**What to work on:**
All of the records listed below should be retyped exactly.

— start Extracted information —

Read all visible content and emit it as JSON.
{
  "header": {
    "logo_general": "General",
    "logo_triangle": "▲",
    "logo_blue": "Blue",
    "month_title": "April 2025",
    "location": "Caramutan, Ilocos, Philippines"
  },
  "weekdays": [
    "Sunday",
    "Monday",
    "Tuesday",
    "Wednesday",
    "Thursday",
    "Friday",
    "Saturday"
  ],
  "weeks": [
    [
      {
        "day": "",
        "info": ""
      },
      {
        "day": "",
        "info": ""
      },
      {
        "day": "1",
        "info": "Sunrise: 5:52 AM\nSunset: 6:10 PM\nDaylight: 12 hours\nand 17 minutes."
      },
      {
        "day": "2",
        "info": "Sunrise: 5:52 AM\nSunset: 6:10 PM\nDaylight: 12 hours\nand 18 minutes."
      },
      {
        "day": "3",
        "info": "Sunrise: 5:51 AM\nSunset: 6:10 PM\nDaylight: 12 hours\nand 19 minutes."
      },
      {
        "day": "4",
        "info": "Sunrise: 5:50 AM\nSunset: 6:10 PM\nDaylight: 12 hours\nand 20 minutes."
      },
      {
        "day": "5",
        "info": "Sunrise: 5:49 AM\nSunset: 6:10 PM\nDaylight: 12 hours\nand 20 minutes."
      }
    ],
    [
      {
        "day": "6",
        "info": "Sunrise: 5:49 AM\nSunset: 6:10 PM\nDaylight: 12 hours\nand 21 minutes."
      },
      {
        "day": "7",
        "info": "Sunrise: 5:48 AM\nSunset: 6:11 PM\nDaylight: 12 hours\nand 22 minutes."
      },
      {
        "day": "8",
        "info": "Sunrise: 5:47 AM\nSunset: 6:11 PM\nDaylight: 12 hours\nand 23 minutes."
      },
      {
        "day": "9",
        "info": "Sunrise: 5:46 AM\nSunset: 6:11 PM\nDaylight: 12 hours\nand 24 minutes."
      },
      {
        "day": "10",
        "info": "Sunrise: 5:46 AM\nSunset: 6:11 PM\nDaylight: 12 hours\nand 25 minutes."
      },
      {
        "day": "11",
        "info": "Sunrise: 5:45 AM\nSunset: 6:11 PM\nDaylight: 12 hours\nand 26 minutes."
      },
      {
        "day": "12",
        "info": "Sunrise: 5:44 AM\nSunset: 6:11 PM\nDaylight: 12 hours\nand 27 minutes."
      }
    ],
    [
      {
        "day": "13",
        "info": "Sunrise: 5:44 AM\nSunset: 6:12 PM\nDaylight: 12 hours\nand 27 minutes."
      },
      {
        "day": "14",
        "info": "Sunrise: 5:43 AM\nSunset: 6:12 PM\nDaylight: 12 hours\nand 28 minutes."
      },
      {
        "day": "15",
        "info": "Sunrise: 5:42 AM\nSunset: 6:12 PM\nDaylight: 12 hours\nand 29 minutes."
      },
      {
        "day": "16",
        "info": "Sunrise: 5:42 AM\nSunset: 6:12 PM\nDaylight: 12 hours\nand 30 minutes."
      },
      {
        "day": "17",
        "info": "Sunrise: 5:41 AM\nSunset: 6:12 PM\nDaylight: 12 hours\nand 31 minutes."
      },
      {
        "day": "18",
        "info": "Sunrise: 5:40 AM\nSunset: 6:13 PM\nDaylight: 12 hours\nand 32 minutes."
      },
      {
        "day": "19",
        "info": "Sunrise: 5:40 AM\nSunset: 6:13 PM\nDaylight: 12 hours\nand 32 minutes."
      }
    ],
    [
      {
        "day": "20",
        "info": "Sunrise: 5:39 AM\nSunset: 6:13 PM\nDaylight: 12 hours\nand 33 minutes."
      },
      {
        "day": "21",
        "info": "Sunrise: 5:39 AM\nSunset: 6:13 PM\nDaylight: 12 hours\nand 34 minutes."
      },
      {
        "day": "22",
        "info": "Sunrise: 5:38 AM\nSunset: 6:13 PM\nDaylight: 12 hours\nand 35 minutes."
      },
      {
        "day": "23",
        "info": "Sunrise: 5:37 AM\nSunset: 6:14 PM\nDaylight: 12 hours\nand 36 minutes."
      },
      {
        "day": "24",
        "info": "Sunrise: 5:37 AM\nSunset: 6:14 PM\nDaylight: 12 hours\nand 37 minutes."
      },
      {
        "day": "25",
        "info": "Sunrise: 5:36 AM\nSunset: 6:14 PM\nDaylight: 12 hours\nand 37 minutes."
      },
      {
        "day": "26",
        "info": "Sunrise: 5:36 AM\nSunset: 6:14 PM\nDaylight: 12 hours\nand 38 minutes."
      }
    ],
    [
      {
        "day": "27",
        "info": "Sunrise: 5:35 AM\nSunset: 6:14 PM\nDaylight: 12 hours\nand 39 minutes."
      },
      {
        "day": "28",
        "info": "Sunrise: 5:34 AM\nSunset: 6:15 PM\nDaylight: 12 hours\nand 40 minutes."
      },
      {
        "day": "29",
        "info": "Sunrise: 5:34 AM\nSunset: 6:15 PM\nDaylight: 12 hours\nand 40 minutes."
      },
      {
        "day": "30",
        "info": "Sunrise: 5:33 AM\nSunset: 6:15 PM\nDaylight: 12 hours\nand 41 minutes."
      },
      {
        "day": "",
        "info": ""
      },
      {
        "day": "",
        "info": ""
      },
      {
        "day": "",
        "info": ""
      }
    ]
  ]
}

— end Extracted information —

**Written solution:**
Read all visible content and emit it as JSON.
{
  "header": {
    "logo_general": "General",
    "logo_triangle": "▲",
    "logo_blue": "Blue",
    "month_title": "April 2025",
    "location": "Caramutan, Ilocos, Philippines"
  },
  "weekdays": [
    "Sunday",
    "Monday",
    "Tuesday",
    "Wednesday",
    "Thursday",
    "Friday",
    "Saturday"
  ],
  "weeks": [
    [
      {
        "day": "",
        "info": ""
      },
      {
        "day": "",
        "info": ""
      },
      {
        "day": "1",
        "info": "Sunrise: 5:52 AM\nSunset: 6:10 PM\nDaylight: 12 hours\nand 17 minutes."
      },
      {
        "day": "2",
        "info": "Sunrise: 5:52 AM\nSunset: 6:10 PM\nDaylight: 12 hours\nand 18 minutes."
      },
      {
        "day": "3",
        "info": "Sunrise: 5:51 AM\nSunset: 6:10 PM\nDaylight: 12 hours\nand 19 minutes."
      },
      {
        "day": "4",
        "info": "Sunrise: 5:50 AM\nSunset: 6:10 PM\nDaylight: 12 hours\nand 20 minutes."
      },
      {
        "day": "5",
        "info": "Sunrise: 5:49 AM\nSunset: 6:10 PM\nDaylight: 12 hours\nand 20 minutes."
      }
    ],
    [
      {
        "day": "6",
        "info": "Sunrise: 5:49 AM\nSunset: 6:10 PM\nDaylight: 12 hours\nand 21 minutes."
      },
      {
        "day": "7",
        "info": "Sunrise: 5:48 AM\nSunset: 6:11 PM\nDaylight: 12 hours\nand 22 minutes."
      },
      {
        "day": "8",
        "info": "Sunrise: 5:47 AM\nSunset: 6:11 PM\nDaylight: 12 hours\nand 23 minutes."
      },
      {
        "day": "9",
        "info": "Sunrise: 5:46 AM\nSunset: 6:11 PM\nDaylight: 12 hours\nand 24 minutes."
      },
      {
        "day": "10",
        "info": "Sunrise: 5:46 AM\nSunset: 6:11 PM\nDaylight: 12 hours\nand 25 minutes."
      },
      {
        "day": "11",
        "info": "Sunrise: 5:45 AM\nSunset: 6:11 PM\nDaylight: 12 hours\nand 26 minutes."
      },
      {
        "day": "12",
        "info": "Sunrise: 5:44 AM\nSunset: 6:11 PM\nDaylight: 12 hours\nand 27 minutes."
      }
    ],
    [
      {
        "day": "13",
        "info": "Sunrise: 5:44 AM\nSunset: 6:12 PM\nDaylight: 12 hours\nand 27 minutes."
      },
      {
        "day": "14",
        "info": "Sunrise: 5:43 AM\nSunset: 6:12 PM\nDaylight: 12 hours\nand 28 minutes."
      },
      {
        "day": "15",
        "info": "Sunrise: 5:42 AM\nSunset: 6:12 PM\nDaylight: 12 hours\nand 29 minutes."
      },
      {
        "day": "16",
        "info": "Sunrise: 5:42 AM\nSunset: 6:12 PM\nDaylight: 12 hours\nand 30 minutes."
      },
      {
        "day": "17",
        "info": "Sunrise: 5:41 AM\nSunset: 6:12 PM\nDaylight: 12 hours\nand 31 minutes."
      },
      {
        "day": "18",
        "info": "Sunrise: 5:40 AM\nSunset: 6:13 PM\nDaylight: 12 hours\nand 32 minutes."
      },
      {
        "day": "19",
        "info": "Sunrise: 5:40 AM\nSunset: 6:13 PM\nDaylight: 12 hours\nand 32 minutes."
      }
    ],
    [
      {
        "day": "20",
        "info": "Sunrise: 5:39 AM\nSunset: 6:13 PM\nDaylight: 12 hours\nand 33 minutes."
      },
      {
        "day": "21",
        "info": "Sunrise: 5:39 AM\nSunset: 6:13 PM\nDaylight: 12 hours\nand 34 minutes."
      },
      {
        "day": "22",
        "info": "Sunrise: 5:38 AM\nSunset: 6:13 PM\nDaylight: 12 hours\nand 35 minutes."
      },
      {
        "day": "23",
        "info": "Sunrise: 5:37 AM\nSunset: 6:14 PM\nDaylight: 12 hours\nand 36 minutes."
      },
      {
        "day": "24",
        "info": "Sunrise: 5:37 AM\nSunset: 6:14 PM\nDaylight: 12 hours\nand 37 minutes."
      },
      {
        "day": "25",
        "info": "Sunrise: 5:36 AM\nSunset: 6:14 PM\nDaylight: 12 hours\nand 37 minutes."
      },
      {
        "day": "26",
        "info": "Sunrise: 5:36 AM\nSunset: 6:14 PM\nDaylight: 12 hours\nand 38 minutes."
      }
    ],
    [
      {
        "day": "27",
        "info": "Sunrise: 5:35 AM\nSunset: 6:14 PM\nDaylight: 12 hours\nand 39 minutes."
      },
      {
        "day": "28",
        "info": "Sunrise: 5:34 AM\nSunset: 6:15 PM\nDaylight: 12 hours\nand 40 minutes."
      },
      {
        "day": "29",
        "info": "Sunrise: 5:34 AM\nSunset: 6:15 PM\nDaylight: 12 hours\nand 40 minutes."
      },
      {
        "day": "30",
        "info": "Sunrise: 5:33 AM\nSunset: 6:15 PM\nDaylight: 12 hours\nand 41 minutes."
      },
      {
        "day": "",
        "info": ""
      },
      {
        "day": "",
        "info": ""
      },
      {
        "day": "",
        "info": ""
      }
    ]
  ]
}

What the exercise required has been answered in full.